**Exercise**.
Check each line of the listing, and copy it if it contains the word "typu".

━━ Rows ━━

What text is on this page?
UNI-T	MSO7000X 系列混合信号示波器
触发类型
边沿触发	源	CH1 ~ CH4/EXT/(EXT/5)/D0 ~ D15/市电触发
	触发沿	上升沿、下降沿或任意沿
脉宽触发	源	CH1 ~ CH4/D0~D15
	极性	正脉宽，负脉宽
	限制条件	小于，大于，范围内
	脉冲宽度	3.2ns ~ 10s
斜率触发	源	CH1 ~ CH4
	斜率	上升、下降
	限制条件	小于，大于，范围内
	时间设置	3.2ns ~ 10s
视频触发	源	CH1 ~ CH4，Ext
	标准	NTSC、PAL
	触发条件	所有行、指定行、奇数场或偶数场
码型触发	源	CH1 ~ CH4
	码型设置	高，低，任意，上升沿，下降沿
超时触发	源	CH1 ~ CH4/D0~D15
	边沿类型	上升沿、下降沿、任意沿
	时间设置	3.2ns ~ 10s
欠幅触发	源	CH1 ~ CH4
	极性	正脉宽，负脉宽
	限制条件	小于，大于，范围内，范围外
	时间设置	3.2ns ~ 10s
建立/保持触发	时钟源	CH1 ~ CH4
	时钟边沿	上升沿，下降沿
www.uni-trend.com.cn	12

━━━
━━ Rows ━━

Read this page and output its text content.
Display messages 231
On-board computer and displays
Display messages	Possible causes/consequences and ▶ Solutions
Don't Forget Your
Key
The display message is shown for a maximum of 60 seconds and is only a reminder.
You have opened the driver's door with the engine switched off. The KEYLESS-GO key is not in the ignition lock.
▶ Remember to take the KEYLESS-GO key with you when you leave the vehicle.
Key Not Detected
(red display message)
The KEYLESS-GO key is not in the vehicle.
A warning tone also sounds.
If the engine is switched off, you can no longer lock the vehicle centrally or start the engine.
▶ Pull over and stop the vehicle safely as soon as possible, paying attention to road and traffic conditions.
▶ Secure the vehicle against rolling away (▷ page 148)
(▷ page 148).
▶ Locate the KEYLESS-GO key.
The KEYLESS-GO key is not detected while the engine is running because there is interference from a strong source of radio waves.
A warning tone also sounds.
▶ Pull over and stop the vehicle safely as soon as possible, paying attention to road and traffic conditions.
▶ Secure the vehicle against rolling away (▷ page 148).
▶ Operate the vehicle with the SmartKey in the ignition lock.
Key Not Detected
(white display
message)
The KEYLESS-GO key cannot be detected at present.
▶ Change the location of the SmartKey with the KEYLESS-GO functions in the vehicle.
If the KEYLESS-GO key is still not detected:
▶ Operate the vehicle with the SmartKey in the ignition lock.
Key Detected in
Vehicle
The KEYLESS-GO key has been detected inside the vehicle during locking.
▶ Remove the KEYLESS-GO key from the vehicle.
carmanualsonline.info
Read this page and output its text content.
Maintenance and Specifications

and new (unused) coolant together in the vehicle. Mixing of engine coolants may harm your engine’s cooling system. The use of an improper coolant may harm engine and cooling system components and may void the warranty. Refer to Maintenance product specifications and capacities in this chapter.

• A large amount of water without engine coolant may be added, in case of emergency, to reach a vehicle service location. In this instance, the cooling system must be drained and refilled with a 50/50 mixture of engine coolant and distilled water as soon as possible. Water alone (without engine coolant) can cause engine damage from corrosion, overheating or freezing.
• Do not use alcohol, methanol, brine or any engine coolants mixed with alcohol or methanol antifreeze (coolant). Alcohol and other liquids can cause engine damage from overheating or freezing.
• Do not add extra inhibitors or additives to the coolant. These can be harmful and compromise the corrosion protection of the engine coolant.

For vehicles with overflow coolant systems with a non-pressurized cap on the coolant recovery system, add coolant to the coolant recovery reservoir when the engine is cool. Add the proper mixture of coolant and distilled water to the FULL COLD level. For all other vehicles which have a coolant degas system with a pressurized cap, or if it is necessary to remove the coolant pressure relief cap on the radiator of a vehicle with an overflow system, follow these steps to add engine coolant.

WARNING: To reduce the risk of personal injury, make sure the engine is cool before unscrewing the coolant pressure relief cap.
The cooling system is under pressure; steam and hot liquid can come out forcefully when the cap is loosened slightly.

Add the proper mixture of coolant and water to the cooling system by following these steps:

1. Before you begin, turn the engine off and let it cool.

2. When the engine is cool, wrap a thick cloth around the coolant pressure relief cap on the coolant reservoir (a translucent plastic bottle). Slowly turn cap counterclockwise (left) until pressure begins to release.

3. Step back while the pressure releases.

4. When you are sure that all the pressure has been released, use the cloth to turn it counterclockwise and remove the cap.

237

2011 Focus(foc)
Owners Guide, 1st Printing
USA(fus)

━━━
━━ Rows ━━

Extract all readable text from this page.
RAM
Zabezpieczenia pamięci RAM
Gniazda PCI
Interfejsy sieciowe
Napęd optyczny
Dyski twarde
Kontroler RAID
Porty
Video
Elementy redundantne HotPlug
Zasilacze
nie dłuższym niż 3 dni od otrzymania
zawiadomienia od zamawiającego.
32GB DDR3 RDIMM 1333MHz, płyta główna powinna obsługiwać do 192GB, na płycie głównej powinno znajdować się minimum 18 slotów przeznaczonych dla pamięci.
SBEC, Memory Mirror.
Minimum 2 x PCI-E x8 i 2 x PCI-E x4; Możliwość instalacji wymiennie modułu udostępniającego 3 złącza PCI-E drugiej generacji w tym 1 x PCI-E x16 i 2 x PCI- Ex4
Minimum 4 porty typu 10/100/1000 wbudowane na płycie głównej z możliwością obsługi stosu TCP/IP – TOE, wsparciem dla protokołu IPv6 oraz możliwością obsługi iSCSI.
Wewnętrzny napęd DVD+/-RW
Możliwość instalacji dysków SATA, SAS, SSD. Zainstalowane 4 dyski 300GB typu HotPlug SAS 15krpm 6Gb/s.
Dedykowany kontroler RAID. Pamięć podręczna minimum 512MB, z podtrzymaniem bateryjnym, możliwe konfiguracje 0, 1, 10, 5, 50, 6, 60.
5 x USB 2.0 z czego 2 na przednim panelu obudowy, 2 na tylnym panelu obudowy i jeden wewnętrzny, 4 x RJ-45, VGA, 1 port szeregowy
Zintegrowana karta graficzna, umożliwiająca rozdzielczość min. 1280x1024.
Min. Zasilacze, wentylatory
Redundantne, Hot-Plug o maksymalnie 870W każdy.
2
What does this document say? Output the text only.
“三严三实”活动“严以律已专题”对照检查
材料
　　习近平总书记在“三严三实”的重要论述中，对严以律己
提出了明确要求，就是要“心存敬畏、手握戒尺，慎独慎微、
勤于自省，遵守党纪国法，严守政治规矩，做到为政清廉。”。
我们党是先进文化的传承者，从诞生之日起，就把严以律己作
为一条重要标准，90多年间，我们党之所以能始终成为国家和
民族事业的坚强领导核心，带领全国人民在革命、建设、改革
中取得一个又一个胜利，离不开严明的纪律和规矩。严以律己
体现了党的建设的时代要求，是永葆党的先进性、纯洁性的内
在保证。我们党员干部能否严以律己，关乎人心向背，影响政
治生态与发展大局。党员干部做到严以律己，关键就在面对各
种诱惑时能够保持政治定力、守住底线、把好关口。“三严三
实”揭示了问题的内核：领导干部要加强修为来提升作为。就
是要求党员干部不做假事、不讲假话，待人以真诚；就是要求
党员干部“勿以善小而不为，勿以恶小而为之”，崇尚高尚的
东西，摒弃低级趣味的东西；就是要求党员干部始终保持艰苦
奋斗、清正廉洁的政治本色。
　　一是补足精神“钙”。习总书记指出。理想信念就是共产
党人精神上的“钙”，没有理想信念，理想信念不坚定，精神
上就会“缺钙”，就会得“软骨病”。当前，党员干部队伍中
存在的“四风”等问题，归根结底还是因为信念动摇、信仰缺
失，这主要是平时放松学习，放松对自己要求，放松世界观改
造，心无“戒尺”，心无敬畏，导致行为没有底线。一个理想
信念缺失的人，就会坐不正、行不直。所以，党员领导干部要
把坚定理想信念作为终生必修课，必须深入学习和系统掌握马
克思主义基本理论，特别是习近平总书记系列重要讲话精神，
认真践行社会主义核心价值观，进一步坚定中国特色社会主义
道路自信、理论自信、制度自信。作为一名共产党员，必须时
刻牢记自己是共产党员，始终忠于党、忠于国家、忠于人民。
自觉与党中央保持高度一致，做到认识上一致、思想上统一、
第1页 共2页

━━━

**Full output**.
Minimum 4 porty typu 10/100/1000 wbudowane na płycie głównej z możliwością obsługi stosu TCP/IP – TOE, wsparciem dla protokołu IPv6 oraz możliwością obsługi iSCSI.
Możliwość instalacji dysków SATA, SAS, SSD. Zainstalowane 4 dyski 300GB typu HotPlug SAS 15krpm 6Gb/s.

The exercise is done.